*Your goal:* Check every line of the entries below for the word "Metoprolol", and copy the ones that have it.

________________________________________

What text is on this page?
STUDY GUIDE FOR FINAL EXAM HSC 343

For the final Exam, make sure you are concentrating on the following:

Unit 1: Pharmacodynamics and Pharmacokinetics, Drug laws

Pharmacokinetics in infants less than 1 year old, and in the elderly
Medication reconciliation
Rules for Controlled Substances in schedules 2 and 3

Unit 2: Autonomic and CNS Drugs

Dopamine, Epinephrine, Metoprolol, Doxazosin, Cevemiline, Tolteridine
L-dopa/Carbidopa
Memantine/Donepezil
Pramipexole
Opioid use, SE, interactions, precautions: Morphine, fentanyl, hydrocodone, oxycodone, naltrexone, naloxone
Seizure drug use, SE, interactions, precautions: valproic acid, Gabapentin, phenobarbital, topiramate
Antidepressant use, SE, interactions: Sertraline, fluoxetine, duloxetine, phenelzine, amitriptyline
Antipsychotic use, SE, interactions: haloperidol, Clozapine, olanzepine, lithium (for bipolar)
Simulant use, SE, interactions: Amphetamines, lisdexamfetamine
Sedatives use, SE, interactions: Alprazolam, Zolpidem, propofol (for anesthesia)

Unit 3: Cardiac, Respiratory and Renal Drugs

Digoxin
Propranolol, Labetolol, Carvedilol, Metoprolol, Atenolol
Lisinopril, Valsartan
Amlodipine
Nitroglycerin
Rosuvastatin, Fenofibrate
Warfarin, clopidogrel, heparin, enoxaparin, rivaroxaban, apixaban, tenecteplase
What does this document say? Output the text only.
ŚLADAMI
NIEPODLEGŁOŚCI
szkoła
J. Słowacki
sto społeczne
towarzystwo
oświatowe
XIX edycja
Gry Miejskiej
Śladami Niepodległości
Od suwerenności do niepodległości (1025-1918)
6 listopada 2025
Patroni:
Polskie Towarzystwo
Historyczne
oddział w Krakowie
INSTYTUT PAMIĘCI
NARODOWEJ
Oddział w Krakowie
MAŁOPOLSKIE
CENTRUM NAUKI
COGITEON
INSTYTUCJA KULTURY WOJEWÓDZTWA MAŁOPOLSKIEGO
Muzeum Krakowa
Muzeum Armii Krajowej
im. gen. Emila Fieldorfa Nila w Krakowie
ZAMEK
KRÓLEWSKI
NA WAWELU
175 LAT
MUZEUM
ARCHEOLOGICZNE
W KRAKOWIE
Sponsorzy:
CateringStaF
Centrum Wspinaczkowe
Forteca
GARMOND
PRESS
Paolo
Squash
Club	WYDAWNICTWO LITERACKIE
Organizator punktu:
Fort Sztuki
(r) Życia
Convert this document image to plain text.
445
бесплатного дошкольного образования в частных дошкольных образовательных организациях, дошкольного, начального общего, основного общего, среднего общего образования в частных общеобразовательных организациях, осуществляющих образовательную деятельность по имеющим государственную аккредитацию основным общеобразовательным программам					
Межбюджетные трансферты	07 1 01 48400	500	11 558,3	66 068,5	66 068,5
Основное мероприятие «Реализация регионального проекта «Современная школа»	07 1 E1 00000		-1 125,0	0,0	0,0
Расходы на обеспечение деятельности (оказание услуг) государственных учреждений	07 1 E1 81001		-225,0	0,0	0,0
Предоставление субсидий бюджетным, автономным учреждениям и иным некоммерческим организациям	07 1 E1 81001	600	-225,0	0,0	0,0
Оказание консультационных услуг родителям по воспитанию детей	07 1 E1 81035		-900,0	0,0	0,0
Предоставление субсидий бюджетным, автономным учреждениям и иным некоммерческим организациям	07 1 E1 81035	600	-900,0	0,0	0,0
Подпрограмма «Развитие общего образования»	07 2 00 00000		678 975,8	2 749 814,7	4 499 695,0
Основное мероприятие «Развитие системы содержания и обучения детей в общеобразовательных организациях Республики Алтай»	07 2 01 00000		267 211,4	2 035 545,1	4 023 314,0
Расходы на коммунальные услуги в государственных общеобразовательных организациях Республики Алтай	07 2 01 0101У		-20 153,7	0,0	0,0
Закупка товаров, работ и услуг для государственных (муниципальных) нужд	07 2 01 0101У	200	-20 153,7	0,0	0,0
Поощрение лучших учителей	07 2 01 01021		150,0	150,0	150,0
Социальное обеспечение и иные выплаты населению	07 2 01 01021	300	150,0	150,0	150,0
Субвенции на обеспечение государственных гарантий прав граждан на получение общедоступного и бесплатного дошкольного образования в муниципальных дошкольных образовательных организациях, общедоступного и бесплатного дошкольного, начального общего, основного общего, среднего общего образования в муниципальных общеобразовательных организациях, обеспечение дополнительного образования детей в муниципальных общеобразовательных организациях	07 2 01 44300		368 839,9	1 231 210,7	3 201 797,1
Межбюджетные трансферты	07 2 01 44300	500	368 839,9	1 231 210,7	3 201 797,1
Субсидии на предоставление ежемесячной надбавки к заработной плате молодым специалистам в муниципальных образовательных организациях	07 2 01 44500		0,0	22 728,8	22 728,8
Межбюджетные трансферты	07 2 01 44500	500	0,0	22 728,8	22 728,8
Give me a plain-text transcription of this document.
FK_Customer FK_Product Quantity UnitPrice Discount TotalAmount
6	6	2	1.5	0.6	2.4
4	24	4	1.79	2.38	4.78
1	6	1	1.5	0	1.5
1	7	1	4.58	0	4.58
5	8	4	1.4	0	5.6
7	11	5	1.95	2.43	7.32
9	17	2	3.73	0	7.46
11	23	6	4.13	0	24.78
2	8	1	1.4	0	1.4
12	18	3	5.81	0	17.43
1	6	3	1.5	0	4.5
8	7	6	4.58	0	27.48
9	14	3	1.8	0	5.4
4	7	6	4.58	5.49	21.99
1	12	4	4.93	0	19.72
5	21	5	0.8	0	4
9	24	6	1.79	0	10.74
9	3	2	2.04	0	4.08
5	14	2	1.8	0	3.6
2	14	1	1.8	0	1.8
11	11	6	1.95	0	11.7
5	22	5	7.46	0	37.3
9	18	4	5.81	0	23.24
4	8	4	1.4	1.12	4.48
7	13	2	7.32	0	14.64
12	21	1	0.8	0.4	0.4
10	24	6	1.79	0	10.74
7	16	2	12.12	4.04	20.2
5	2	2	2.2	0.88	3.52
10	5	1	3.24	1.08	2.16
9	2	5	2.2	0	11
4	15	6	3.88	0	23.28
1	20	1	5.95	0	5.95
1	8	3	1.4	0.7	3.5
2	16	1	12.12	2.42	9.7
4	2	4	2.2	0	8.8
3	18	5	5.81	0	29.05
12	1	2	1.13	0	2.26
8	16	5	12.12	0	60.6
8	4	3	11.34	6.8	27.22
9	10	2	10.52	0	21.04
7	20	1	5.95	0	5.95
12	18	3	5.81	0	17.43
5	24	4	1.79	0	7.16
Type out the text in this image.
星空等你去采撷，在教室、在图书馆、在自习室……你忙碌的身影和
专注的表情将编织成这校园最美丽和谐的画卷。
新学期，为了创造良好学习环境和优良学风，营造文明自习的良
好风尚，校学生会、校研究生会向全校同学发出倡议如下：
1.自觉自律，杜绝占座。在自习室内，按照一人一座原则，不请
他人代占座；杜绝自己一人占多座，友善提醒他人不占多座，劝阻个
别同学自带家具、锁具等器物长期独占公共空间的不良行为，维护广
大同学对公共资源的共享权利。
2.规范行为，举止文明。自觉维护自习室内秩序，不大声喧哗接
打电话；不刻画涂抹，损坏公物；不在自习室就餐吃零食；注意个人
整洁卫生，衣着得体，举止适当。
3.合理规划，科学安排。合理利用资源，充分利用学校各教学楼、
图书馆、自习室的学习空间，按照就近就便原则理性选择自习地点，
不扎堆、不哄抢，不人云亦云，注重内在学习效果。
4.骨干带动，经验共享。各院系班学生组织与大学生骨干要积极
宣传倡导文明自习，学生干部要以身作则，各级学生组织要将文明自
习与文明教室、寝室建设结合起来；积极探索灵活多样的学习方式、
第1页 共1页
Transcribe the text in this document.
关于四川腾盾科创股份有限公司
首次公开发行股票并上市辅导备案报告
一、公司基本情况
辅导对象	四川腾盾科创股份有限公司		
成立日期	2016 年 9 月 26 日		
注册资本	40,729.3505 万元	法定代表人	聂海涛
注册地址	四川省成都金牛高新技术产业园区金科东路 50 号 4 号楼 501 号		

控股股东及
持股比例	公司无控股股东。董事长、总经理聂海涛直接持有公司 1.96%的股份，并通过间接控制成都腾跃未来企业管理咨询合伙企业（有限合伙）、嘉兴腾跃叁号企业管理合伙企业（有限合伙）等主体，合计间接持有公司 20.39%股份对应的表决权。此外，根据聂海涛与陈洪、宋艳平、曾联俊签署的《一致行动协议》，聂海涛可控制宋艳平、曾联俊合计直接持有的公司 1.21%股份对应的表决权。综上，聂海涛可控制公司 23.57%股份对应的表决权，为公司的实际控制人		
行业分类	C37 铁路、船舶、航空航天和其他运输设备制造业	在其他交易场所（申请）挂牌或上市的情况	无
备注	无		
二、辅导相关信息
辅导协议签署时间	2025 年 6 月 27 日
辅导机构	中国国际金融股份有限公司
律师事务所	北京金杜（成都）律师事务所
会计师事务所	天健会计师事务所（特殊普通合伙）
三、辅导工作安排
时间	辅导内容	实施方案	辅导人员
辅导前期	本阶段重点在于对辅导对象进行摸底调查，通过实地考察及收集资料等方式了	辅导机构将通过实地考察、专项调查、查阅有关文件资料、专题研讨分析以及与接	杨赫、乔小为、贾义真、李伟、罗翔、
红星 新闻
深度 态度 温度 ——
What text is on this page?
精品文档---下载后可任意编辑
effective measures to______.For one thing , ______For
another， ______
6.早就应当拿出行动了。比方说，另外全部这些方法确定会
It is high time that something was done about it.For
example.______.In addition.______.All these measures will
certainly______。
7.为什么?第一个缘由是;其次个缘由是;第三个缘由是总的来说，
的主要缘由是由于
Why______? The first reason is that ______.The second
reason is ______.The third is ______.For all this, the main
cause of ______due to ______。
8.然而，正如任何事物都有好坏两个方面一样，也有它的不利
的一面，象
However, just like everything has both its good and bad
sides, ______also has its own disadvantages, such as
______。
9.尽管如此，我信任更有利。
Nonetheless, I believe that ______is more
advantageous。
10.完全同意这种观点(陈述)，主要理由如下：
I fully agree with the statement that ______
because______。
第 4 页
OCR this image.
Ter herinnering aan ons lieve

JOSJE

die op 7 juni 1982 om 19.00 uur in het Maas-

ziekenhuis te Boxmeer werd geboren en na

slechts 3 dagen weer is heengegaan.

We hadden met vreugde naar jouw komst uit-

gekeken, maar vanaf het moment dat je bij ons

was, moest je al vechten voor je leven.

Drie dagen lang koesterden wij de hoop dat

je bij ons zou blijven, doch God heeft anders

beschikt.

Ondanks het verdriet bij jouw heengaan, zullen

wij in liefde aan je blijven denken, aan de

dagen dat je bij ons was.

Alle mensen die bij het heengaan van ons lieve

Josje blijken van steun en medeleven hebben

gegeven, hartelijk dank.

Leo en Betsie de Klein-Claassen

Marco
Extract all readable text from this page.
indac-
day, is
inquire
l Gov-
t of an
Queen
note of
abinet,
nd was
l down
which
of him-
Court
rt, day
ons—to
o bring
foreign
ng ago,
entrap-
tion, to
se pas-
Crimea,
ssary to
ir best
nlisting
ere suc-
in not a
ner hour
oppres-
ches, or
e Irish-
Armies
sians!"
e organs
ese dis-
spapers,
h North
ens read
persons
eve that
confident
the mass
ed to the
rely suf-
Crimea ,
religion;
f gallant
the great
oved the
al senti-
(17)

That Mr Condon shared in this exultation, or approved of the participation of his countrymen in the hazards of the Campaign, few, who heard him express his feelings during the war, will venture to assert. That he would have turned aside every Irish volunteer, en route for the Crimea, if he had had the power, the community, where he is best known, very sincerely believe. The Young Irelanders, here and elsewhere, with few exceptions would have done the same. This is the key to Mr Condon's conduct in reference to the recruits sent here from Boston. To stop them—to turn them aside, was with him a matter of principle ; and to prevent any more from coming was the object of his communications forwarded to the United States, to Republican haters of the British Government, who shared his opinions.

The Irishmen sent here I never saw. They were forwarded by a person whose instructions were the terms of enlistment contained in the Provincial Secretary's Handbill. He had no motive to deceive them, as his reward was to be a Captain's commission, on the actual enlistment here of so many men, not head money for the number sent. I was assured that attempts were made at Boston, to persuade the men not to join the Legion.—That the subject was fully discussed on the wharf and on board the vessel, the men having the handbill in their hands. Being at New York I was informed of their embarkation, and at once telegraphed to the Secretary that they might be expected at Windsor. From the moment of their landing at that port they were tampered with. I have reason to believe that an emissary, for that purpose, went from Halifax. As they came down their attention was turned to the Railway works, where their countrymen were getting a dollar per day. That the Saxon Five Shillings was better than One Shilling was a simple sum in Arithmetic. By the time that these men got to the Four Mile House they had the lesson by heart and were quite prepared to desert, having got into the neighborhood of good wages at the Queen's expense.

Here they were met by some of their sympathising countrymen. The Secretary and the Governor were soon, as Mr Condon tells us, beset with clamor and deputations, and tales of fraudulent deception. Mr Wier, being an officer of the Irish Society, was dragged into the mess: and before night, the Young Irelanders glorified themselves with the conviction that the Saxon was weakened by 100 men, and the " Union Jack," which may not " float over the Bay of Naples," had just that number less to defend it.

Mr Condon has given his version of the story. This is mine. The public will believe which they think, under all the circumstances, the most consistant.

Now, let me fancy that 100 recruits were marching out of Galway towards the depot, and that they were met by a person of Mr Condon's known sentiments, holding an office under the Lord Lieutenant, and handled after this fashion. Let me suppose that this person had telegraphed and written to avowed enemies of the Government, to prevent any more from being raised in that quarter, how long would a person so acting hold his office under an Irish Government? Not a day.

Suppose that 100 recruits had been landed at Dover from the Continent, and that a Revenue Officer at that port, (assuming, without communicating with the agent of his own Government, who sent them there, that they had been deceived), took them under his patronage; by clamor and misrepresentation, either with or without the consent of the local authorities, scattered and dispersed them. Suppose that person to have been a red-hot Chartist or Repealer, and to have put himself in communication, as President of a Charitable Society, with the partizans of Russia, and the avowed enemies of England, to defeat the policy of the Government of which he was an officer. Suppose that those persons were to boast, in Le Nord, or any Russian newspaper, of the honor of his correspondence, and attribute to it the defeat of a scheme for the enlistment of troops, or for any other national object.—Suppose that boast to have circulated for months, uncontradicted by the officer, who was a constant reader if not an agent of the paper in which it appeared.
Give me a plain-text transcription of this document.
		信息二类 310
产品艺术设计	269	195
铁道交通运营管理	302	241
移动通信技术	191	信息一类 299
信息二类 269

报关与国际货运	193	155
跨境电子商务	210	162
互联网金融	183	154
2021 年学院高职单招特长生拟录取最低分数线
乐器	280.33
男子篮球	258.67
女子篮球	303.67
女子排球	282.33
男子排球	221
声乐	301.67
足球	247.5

________________________________________

*Worked answer:*
Dopamine, Epinephrine, Metoprolol, Doxazosin, Cevemiline, Tolteridine
Propranolol, Labetolol, Carvedilol, Metoprolol, Atenolol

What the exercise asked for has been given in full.